• Objective
Leave out the pictures and copy the remaining records exactly.

• Available data
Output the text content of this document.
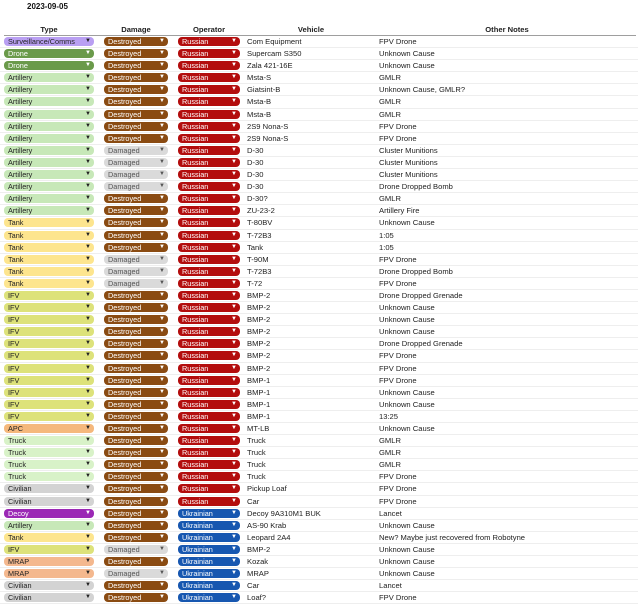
2023-09-05
Type	Damage	Operator	Vehicle	Other Notes
Surveillance/Comms ▼	Destroyed	▼	Russian	▼ Com Equipment	FPV Drone
Drone	▼	Destroyed	▼	Russian	▼ Supercam S350	Unknown Cause
Drone	▼	Destroyed	▼	Russian	▼ Zala 421-16E	Unknown Cause
Artillery	▼	Destroyed	▼	Russian	▼ Msta-S	GMLR
Artillery	▼	Destroyed	▼	Russian	▼ Giatsint-B	Unknown Cause, GMLR?
Artillery	▼	Destroyed	▼	Russian	▼ Msta-B	GMLR
Artillery	▼	Destroyed	▼	Russian	▼ Msta-B	GMLR
Artillery	▼	Destroyed	▼	Russian	▼ 2S9 Nona-S	FPV Drone
Artillery	▼	Destroyed	▼	Russian	▼ 2S9 Nona-S	FPV Drone
Artillery	▼	Damaged	▼	Russian	▼ D-30	Cluster Munitions
Artillery	▼	Damaged	▼	Russian	▼ D-30	Cluster Munitions
Artillery	▼	Damaged	▼	Russian	▼ D-30	Cluster Munitions
Artillery	▼	Damaged	▼	Russian	▼ D-30	Drone Dropped Bomb
Artillery	▼	Destroyed	▼	Russian	▼ D-30?	GMLR
Artillery	▼	Destroyed	▼	Russian	▼ ZU-23-2	Artillery Fire
Tank	▼	Destroyed	▼	Russian	▼ T-80BV	Unknown Cause
Tank	▼	Destroyed	▼	Russian	▼ T-72B3	1:05
Tank	▼	Destroyed	▼	Russian	▼ Tank	1:05
Tank	▼	Damaged	▼	Russian	▼ T-90M	FPV Drone
Tank	▼	Damaged	▼	Russian	▼ T-72B3	Drone Dropped Bomb
Tank	▼	Damaged	▼	Russian	▼ T-72	FPV Drone
IFV	▼	Destroyed	▼	Russian	▼ BMP-2	Drone Dropped Grenade
IFV	▼	Destroyed	▼	Russian	▼ BMP-2	Unknown Cause
IFV	▼	Destroyed	▼	Russian	▼ BMP-2	Unknown Cause
IFV	▼	Destroyed	▼	Russian	▼ BMP-2	Unknown Cause
IFV	▼	Destroyed	▼	Russian	▼ BMP-2	Drone Dropped Grenade
IFV	▼	Destroyed	▼	Russian	▼ BMP-2	FPV Drone
IFV	▼	Destroyed	▼	Russian	▼ BMP-2	FPV Drone
IFV	▼	Destroyed	▼	Russian	▼ BMP-1	FPV Drone
IFV	▼	Destroyed	▼	Russian	▼ BMP-1	Unknown Cause
IFV	▼	Destroyed	▼	Russian	▼ BMP-1	Unknown Cause
IFV	▼	Destroyed	▼	Russian	▼ BMP-1	13:25
APC	▼	Destroyed	▼	Russian	▼ MT-LB	Unknown Cause
Truck	▼	Destroyed	▼	Russian	▼ Truck	GMLR
Truck	▼	Destroyed	▼	Russian	▼ Truck	GMLR
Truck	▼	Destroyed	▼	Russian	▼ Truck	GMLR
Truck	▼	Destroyed	▼	Russian	▼ Truck	FPV Drone
Civilian	▼	Destroyed	▼	Russian	▼ Pickup Loaf	FPV Drone
Civilian	▼	Destroyed	▼	Russian	▼ Car	FPV Drone
Decoy	▼	Destroyed	▼	Ukrainian	▼ Decoy 9A310M1 BUK	Lancet
Artillery	▼	Destroyed	▼	Ukrainian	▼ AS-90 Krab	Unknown Cause
Tank	▼	Destroyed	▼	Ukrainian	▼ Leopard 2A4	New? Maybe just recovered from Robotyne
IFV	▼	Damaged	▼	Ukrainian	▼ BMP-2	Unknown Cause
MRAP	▼	Destroyed	▼	Ukrainian	▼ Kozak	Unknown Cause
MRAP	▼	Damaged	▼	Ukrainian	▼ MRAP	Unknown Cause
Civilian	▼	Destroyed	▼	Ukrainian	▼ Car	Lancet
Civilian	▼	Destroyed	▼	Ukrainian	▼ Loaf?	FPV Drone
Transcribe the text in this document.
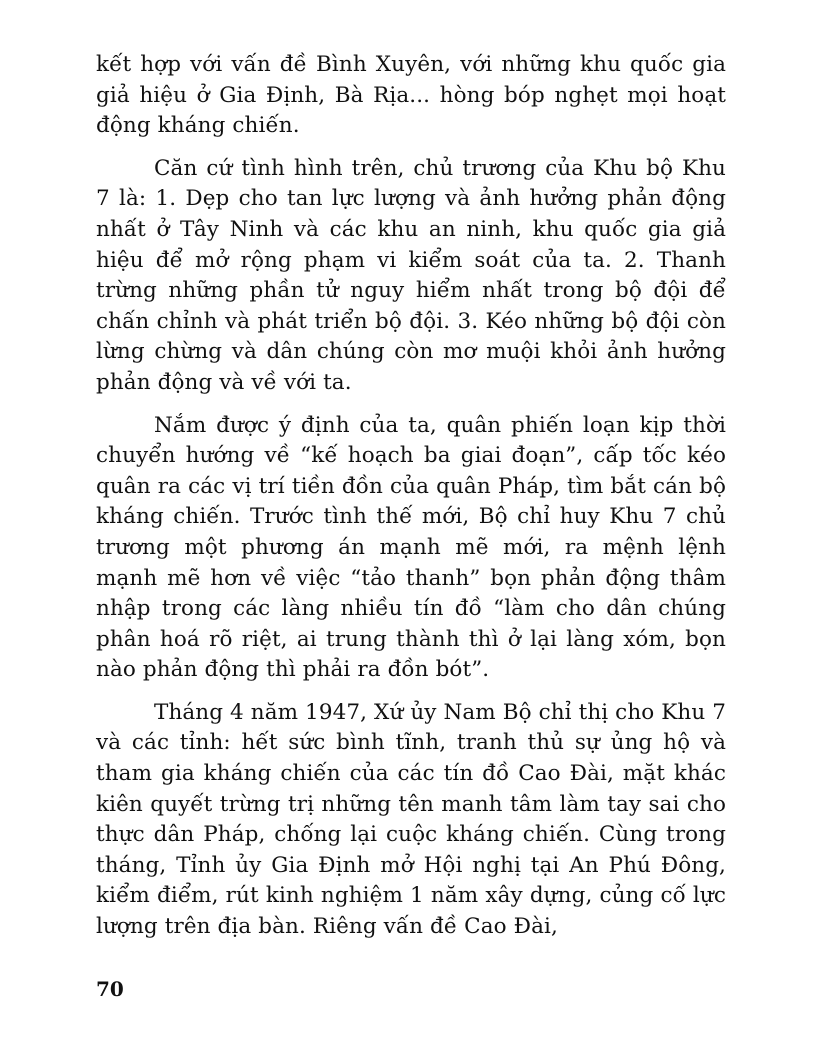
kết hợp với vấn đề Bình Xuyên, với những khu quốc gia giả hiệu ở Gia Định, Bà Rịa... hòng bóp nghẹt mọi hoạt động kháng chiến.

Căn cứ tình hình trên, chủ trương của Khu bộ Khu 7 là: 1. Dẹp cho tan lực lượng và ảnh hưởng phản động nhất ở Tây Ninh và các khu an ninh, khu quốc gia giả hiệu để mở rộng phạm vi kiểm soát của ta. 2. Thanh trừng những phần tử nguy hiểm nhất trong bộ đội để chấn chỉnh và phát triển bộ đội. 3. Kéo những bộ đội còn lừng chừng và dân chúng còn mơ muội khỏi ảnh hưởng phản động và về với ta.

Nắm được ý định của ta, quân phiến loạn kịp thời chuyển hướng về “kế hoạch ba giai đoạn”, cấp tốc kéo quân ra các vị trí tiền đồn của quân Pháp, tìm bắt cán bộ kháng chiến. Trước tình thế mới, Bộ chỉ huy Khu 7 chủ trương một phương án mạnh mẽ mới, ra mệnh lệnh mạnh mẽ hơn về việc “tảo thanh” bọn phản động thâm nhập trong các làng nhiều tín đồ “làm cho dân chúng phân hoá rõ riệt, ai trung thành thì ở lại làng xóm, bọn nào phản động thì phải ra đồn bót”.

Tháng 4 năm 1947, Xứ ủy Nam Bộ chỉ thị cho Khu 7 và các tỉnh: hết sức bình tĩnh, tranh thủ sự ủng hộ và tham gia kháng chiến của các tín đồ Cao Đài, mặt khác kiên quyết trừng trị những tên manh tâm làm tay sai cho thực dân Pháp, chống lại cuộc kháng chiến. Cùng trong tháng, Tỉnh ủy Gia Định mở Hội nghị tại An Phú Đông, kiểm điểm, rút kinh nghiệm 1 năm xây dựng, củng cố lực lượng trên địa bàn. Riêng vấn đề Cao Đài,

70
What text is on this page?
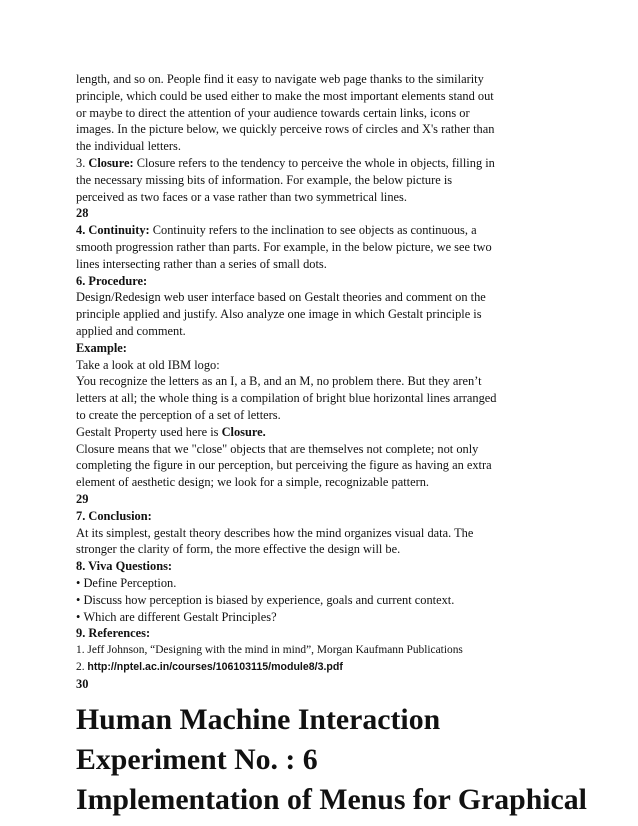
length, and so on. People find it easy to navigate web page thanks to the similarity

principle, which could be used either to make the most important elements stand out

or maybe to direct the attention of your audience towards certain links, icons or

images. In the picture below, we quickly perceive rows of circles and X's rather than

the individual letters.

3. Closure: Closure refers to the tendency to perceive the whole in objects, filling in

the necessary missing bits of information. For example, the below picture is

perceived as two faces or a vase rather than two symmetrical lines.

28

4. Continuity: Continuity refers to the inclination to see objects as continuous, a

smooth progression rather than parts. For example, in the below picture, we see two

lines intersecting rather than a series of small dots.

6. Procedure:

Design/Redesign web user interface based on Gestalt theories and comment on the

principle applied and justify. Also analyze one image in which Gestalt principle is

applied and comment.

Example:

Take a look at old IBM logo:

You recognize the letters as an I, a B, and an M, no problem there. But they aren’t

letters at all; the whole thing is a compilation of bright blue horizontal lines arranged

to create the perception of a set of letters.

Gestalt Property used here is Closure.

Closure means that we "close" objects that are themselves not complete; not only

completing the figure in our perception, but perceiving the figure as having an extra

element of aesthetic design; we look for a simple, recognizable pattern.

29

7. Conclusion:

At its simplest, gestalt theory describes how the mind organizes visual data. The

stronger the clarity of form, the more effective the design will be.

8. Viva Questions:

• Define Perception.

• Discuss how perception is biased by experience, goals and current context.

• Which are different Gestalt Principles?

9. References:

1. Jeff Johnson, “Designing with the mind in mind”, Morgan Kaufmann Publications

2. http://nptel.ac.in/courses/106103115/module8/3.pdf

30

Human Machine Interaction

Experiment No. : 6

Implementation of Menus for Graphical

• Answer to the problem
Output the text content of this document.
2023-09-05
Type	Damage	Operator	Vehicle	Other Notes
Surveillance/Comms ▼	Destroyed	▼	Russian	▼ Com Equipment	FPV Drone
Drone	▼	Destroyed	▼	Russian	▼ Supercam S350	Unknown Cause
Drone	▼	Destroyed	▼	Russian	▼ Zala 421-16E	Unknown Cause
Artillery	▼	Destroyed	▼	Russian	▼ Msta-S	GMLR
Artillery	▼	Destroyed	▼	Russian	▼ Giatsint-B	Unknown Cause, GMLR?
Artillery	▼	Destroyed	▼	Russian	▼ Msta-B	GMLR
Artillery	▼	Destroyed	▼	Russian	▼ Msta-B	GMLR
Artillery	▼	Destroyed	▼	Russian	▼ 2S9 Nona-S	FPV Drone
Artillery	▼	Destroyed	▼	Russian	▼ 2S9 Nona-S	FPV Drone
Artillery	▼	Damaged	▼	Russian	▼ D-30	Cluster Munitions
Artillery	▼	Damaged	▼	Russian	▼ D-30	Cluster Munitions
Artillery	▼	Damaged	▼	Russian	▼ D-30	Cluster Munitions
Artillery	▼	Damaged	▼	Russian	▼ D-30	Drone Dropped Bomb
Artillery	▼	Destroyed	▼	Russian	▼ D-30?	GMLR
Artillery	▼	Destroyed	▼	Russian	▼ ZU-23-2	Artillery Fire
Tank	▼	Destroyed	▼	Russian	▼ T-80BV	Unknown Cause
Tank	▼	Destroyed	▼	Russian	▼ T-72B3	1:05
Tank	▼	Destroyed	▼	Russian	▼ Tank	1:05
Tank	▼	Damaged	▼	Russian	▼ T-90M	FPV Drone
Tank	▼	Damaged	▼	Russian	▼ T-72B3	Drone Dropped Bomb
Tank	▼	Damaged	▼	Russian	▼ T-72	FPV Drone
IFV	▼	Destroyed	▼	Russian	▼ BMP-2	Drone Dropped Grenade
IFV	▼	Destroyed	▼	Russian	▼ BMP-2	Unknown Cause
IFV	▼	Destroyed	▼	Russian	▼ BMP-2	Unknown Cause
IFV	▼	Destroyed	▼	Russian	▼ BMP-2	Unknown Cause
IFV	▼	Destroyed	▼	Russian	▼ BMP-2	Drone Dropped Grenade
IFV	▼	Destroyed	▼	Russian	▼ BMP-2	FPV Drone
IFV	▼	Destroyed	▼	Russian	▼ BMP-2	FPV Drone
IFV	▼	Destroyed	▼	Russian	▼ BMP-1	FPV Drone
IFV	▼	Destroyed	▼	Russian	▼ BMP-1	Unknown Cause
IFV	▼	Destroyed	▼	Russian	▼ BMP-1	Unknown Cause
IFV	▼	Destroyed	▼	Russian	▼ BMP-1	13:25
APC	▼	Destroyed	▼	Russian	▼ MT-LB	Unknown Cause
Truck	▼	Destroyed	▼	Russian	▼ Truck	GMLR
Truck	▼	Destroyed	▼	Russian	▼ Truck	GMLR
Truck	▼	Destroyed	▼	Russian	▼ Truck	GMLR
Truck	▼	Destroyed	▼	Russian	▼ Truck	FPV Drone
Civilian	▼	Destroyed	▼	Russian	▼ Pickup Loaf	FPV Drone
Civilian	▼	Destroyed	▼	Russian	▼ Car	FPV Drone
Decoy	▼	Destroyed	▼	Ukrainian	▼ Decoy 9A310M1 BUK	Lancet
Artillery	▼	Destroyed	▼	Ukrainian	▼ AS-90 Krab	Unknown Cause
Tank	▼	Destroyed	▼	Ukrainian	▼ Leopard 2A4	New? Maybe just recovered from Robotyne
IFV	▼	Damaged	▼	Ukrainian	▼ BMP-2	Unknown Cause
MRAP	▼	Destroyed	▼	Ukrainian	▼ Kozak	Unknown Cause
MRAP	▼	Damaged	▼	Ukrainian	▼ MRAP	Unknown Cause
Civilian	▼	Destroyed	▼	Ukrainian	▼ Car	Lancet
Civilian	▼	Destroyed	▼	Ukrainian	▼ Loaf?	FPV Drone
Transcribe the text in this document.
kết hợp với vấn đề Bình Xuyên, với những khu quốc gia giả hiệu ở Gia Định, Bà Rịa... hòng bóp nghẹt mọi hoạt động kháng chiến.

Căn cứ tình hình trên, chủ trương của Khu bộ Khu 7 là: 1. Dẹp cho tan lực lượng và ảnh hưởng phản động nhất ở Tây Ninh và các khu an ninh, khu quốc gia giả hiệu để mở rộng phạm vi kiểm soát của ta. 2. Thanh trừng những phần tử nguy hiểm nhất trong bộ đội để chấn chỉnh và phát triển bộ đội. 3. Kéo những bộ đội còn lừng chừng và dân chúng còn mơ muội khỏi ảnh hưởng phản động và về với ta.

Nắm được ý định của ta, quân phiến loạn kịp thời chuyển hướng về “kế hoạch ba giai đoạn”, cấp tốc kéo quân ra các vị trí tiền đồn của quân Pháp, tìm bắt cán bộ kháng chiến. Trước tình thế mới, Bộ chỉ huy Khu 7 chủ trương một phương án mạnh mẽ mới, ra mệnh lệnh mạnh mẽ hơn về việc “tảo thanh” bọn phản động thâm nhập trong các làng nhiều tín đồ “làm cho dân chúng phân hoá rõ riệt, ai trung thành thì ở lại làng xóm, bọn nào phản động thì phải ra đồn bót”.

Tháng 4 năm 1947, Xứ ủy Nam Bộ chỉ thị cho Khu 7 và các tỉnh: hết sức bình tĩnh, tranh thủ sự ủng hộ và tham gia kháng chiến của các tín đồ Cao Đài, mặt khác kiên quyết trừng trị những tên manh tâm làm tay sai cho thực dân Pháp, chống lại cuộc kháng chiến. Cùng trong tháng, Tỉnh ủy Gia Định mở Hội nghị tại An Phú Đông, kiểm điểm, rút kinh nghiệm 1 năm xây dựng, củng cố lực lượng trên địa bàn. Riêng vấn đề Cao Đài,

70
What text is on this page?
length, and so on. People find it easy to navigate web page thanks to the similarity

principle, which could be used either to make the most important elements stand out

or maybe to direct the attention of your audience towards certain links, icons or

images. In the picture below, we quickly perceive rows of circles and X's rather than

the individual letters.

3. Closure: Closure refers to the tendency to perceive the whole in objects, filling in

the necessary missing bits of information. For example, the below picture is

perceived as two faces or a vase rather than two symmetrical lines.

28

4. Continuity: Continuity refers to the inclination to see objects as continuous, a

smooth progression rather than parts. For example, in the below picture, we see two

lines intersecting rather than a series of small dots.

6. Procedure:

Design/Redesign web user interface based on Gestalt theories and comment on the

principle applied and justify. Also analyze one image in which Gestalt principle is

applied and comment.

Example:

Take a look at old IBM logo:

You recognize the letters as an I, a B, and an M, no problem there. But they aren’t

letters at all; the whole thing is a compilation of bright blue horizontal lines arranged

to create the perception of a set of letters.

Gestalt Property used here is Closure.

Closure means that we "close" objects that are themselves not complete; not only

completing the figure in our perception, but perceiving the figure as having an extra

element of aesthetic design; we look for a simple, recognizable pattern.

29

7. Conclusion:

At its simplest, gestalt theory describes how the mind organizes visual data. The

stronger the clarity of form, the more effective the design will be.

8. Viva Questions:

• Define Perception.

• Discuss how perception is biased by experience, goals and current context.

• Which are different Gestalt Principles?

9. References:

1. Jeff Johnson, “Designing with the mind in mind”, Morgan Kaufmann Publications

2. http://nptel.ac.in/courses/106103115/module8/3.pdf

30

Human Machine Interaction

Experiment No. : 6

Implementation of Menus for Graphical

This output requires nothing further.